→ DATA ENTRIES
════════════════

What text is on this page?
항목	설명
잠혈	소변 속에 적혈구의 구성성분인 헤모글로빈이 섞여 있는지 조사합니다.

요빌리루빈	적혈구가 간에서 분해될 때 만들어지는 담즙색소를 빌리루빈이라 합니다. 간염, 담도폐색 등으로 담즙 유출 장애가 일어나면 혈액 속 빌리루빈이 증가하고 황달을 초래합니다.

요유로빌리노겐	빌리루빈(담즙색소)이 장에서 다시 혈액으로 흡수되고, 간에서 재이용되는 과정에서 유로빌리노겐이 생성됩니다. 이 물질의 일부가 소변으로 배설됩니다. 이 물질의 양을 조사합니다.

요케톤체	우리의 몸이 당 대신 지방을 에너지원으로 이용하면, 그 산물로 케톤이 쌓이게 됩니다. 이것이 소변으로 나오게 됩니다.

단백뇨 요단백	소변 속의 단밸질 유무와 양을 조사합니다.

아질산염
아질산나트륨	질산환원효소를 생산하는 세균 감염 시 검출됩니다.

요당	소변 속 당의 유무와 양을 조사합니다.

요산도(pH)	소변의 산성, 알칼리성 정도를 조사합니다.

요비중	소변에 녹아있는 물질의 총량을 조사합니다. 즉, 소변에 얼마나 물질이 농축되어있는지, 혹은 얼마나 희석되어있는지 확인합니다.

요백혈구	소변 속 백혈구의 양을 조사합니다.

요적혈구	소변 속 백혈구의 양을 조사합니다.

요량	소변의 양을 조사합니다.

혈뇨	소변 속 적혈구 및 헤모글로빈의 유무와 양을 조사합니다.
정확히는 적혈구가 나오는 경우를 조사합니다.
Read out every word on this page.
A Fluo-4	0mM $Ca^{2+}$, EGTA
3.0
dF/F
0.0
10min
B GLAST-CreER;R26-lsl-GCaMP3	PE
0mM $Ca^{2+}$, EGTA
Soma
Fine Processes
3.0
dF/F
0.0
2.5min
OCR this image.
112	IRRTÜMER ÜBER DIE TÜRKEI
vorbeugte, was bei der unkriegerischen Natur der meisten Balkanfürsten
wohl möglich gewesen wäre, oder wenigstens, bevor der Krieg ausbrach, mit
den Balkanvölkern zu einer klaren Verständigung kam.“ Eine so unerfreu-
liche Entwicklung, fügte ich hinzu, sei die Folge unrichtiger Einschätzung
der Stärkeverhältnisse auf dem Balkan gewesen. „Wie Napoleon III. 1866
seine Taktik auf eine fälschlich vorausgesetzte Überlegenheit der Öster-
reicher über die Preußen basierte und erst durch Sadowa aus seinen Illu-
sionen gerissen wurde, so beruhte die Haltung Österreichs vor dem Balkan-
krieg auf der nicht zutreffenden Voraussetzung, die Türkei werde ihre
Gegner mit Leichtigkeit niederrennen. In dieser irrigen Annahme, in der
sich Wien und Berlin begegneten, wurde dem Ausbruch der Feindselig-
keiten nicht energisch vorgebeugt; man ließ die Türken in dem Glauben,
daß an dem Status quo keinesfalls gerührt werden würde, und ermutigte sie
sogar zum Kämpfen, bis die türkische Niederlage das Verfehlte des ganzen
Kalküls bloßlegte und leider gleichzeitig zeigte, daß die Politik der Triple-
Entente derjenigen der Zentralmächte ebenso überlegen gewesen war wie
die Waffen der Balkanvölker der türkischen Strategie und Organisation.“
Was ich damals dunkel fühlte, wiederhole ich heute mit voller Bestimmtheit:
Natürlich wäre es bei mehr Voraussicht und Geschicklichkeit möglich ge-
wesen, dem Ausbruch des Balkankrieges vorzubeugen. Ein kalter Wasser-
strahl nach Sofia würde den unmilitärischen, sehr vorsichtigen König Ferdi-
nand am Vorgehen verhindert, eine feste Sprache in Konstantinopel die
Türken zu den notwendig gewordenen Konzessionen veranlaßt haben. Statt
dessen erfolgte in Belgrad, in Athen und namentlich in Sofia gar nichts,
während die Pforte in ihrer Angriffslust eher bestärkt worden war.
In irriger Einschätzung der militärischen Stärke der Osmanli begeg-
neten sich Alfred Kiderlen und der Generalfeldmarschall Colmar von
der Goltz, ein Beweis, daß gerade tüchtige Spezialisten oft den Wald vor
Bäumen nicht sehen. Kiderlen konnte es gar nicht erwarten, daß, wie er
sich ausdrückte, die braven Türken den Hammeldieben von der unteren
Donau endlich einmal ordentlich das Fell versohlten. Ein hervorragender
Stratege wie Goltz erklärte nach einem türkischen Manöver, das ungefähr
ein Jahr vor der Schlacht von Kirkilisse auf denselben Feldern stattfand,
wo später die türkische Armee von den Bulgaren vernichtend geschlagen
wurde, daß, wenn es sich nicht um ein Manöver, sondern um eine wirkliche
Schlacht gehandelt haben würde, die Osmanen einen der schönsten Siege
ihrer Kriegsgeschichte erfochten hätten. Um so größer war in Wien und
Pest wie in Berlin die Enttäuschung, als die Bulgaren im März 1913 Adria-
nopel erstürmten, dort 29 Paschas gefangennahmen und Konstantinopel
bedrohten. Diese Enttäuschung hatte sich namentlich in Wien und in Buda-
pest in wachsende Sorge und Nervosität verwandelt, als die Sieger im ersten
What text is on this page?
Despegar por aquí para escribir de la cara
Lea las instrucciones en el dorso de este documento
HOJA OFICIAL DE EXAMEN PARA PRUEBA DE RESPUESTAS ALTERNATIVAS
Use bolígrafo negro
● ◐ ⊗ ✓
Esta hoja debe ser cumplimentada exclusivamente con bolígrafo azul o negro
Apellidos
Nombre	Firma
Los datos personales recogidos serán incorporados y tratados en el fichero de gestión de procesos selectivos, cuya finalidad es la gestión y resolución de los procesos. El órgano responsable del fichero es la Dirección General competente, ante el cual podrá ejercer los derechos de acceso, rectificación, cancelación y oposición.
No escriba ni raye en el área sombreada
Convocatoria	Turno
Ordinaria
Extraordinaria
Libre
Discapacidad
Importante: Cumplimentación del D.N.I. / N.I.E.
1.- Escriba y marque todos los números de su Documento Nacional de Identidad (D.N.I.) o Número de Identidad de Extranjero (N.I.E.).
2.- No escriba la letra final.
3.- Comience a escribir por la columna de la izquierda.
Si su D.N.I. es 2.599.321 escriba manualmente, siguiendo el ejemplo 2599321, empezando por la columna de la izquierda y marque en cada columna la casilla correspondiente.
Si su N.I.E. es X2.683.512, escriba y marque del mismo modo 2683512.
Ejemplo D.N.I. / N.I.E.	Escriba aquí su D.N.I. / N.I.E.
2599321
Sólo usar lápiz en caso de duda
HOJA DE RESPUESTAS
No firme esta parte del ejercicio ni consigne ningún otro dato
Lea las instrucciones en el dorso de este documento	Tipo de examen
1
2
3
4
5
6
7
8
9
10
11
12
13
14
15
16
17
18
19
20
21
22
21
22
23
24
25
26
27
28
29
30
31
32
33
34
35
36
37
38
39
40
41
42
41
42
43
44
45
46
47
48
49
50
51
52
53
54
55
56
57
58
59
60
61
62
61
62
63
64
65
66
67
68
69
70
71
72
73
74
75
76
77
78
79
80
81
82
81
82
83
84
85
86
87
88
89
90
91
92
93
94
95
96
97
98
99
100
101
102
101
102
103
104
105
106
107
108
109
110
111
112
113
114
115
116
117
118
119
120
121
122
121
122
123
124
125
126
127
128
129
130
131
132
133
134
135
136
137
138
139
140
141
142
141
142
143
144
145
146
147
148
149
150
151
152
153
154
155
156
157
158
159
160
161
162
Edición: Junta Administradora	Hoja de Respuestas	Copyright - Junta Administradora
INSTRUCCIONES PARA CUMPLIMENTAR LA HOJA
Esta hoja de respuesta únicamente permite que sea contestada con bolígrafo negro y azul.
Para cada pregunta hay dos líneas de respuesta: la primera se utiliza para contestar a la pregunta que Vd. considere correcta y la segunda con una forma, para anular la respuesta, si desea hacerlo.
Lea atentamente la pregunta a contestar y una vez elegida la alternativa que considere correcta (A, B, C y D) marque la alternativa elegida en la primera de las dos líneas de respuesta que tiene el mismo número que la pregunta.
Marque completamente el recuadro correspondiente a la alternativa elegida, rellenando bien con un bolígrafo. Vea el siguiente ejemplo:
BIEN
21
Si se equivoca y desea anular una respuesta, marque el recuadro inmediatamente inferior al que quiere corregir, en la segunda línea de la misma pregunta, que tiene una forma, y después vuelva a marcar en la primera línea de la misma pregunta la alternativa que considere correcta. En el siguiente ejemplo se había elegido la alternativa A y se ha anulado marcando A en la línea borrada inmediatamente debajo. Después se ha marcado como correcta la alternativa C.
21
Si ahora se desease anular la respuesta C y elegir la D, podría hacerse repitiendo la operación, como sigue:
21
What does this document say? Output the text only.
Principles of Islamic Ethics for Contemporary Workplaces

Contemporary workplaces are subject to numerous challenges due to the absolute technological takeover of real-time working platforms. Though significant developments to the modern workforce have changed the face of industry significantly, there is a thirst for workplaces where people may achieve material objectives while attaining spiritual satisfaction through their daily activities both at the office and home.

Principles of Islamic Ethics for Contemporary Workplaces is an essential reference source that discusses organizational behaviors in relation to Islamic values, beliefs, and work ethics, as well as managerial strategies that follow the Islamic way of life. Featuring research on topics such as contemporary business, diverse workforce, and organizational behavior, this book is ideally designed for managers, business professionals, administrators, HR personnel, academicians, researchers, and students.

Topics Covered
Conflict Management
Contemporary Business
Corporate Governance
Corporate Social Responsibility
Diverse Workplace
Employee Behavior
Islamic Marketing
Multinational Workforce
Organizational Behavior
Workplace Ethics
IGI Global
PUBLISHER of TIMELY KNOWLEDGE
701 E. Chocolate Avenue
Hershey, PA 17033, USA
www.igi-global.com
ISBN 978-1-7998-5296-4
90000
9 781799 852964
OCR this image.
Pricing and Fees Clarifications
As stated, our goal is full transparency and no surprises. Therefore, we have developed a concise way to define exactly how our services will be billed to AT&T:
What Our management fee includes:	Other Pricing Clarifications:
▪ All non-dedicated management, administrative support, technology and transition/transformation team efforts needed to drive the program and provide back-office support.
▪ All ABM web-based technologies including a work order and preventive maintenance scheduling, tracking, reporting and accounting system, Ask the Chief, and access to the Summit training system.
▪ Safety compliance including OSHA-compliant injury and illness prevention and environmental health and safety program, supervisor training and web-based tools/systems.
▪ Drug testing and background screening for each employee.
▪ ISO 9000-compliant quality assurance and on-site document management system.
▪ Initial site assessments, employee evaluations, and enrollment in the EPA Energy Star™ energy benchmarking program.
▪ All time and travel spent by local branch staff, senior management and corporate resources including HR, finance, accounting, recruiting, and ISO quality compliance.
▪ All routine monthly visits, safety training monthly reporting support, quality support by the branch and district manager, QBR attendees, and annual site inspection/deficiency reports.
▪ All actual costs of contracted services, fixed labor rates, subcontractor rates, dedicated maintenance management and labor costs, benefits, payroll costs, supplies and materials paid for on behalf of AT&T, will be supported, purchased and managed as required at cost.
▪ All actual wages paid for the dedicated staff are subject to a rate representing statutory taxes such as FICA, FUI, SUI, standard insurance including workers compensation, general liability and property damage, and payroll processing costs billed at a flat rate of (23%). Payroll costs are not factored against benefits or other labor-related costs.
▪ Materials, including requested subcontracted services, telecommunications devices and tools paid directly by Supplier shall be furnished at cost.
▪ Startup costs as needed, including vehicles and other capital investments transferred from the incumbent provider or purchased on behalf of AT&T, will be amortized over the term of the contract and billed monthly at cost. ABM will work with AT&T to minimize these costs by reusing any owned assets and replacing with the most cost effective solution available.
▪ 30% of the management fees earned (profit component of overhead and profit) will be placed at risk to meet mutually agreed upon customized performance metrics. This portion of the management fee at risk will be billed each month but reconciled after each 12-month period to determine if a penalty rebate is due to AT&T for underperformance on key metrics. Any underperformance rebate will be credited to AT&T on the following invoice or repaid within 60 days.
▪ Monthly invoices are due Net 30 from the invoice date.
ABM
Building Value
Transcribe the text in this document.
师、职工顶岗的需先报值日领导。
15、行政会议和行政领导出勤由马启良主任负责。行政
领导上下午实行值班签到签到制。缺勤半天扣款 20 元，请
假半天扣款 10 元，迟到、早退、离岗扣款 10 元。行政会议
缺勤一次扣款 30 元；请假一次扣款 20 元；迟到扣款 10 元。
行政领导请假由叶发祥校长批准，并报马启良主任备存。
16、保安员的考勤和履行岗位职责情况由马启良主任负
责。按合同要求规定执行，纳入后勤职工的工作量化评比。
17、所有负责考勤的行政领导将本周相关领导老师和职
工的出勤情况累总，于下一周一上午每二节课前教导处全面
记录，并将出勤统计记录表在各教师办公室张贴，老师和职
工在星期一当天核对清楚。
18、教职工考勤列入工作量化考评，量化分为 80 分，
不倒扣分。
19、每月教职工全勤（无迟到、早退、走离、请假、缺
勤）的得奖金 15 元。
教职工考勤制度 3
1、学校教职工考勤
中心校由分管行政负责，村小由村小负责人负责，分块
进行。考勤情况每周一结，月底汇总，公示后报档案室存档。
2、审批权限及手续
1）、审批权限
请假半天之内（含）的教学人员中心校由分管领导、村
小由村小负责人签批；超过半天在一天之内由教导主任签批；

════════════════

→ REQUEST
Track down every line of the material containing the string "elegida", and copy it.

→ ANSWER TO THE EXERCISE
Lea atentamente la pregunta a contestar y una vez elegida la alternativa que considere correcta (A, B, C y D) marque la alternativa elegida en la primera de las dos líneas de respuesta que tiene el mismo número que la pregunta.
Marque completamente el recuadro correspondiente a la alternativa elegida, rellenando bien con un bolígrafo. Vea el siguiente ejemplo:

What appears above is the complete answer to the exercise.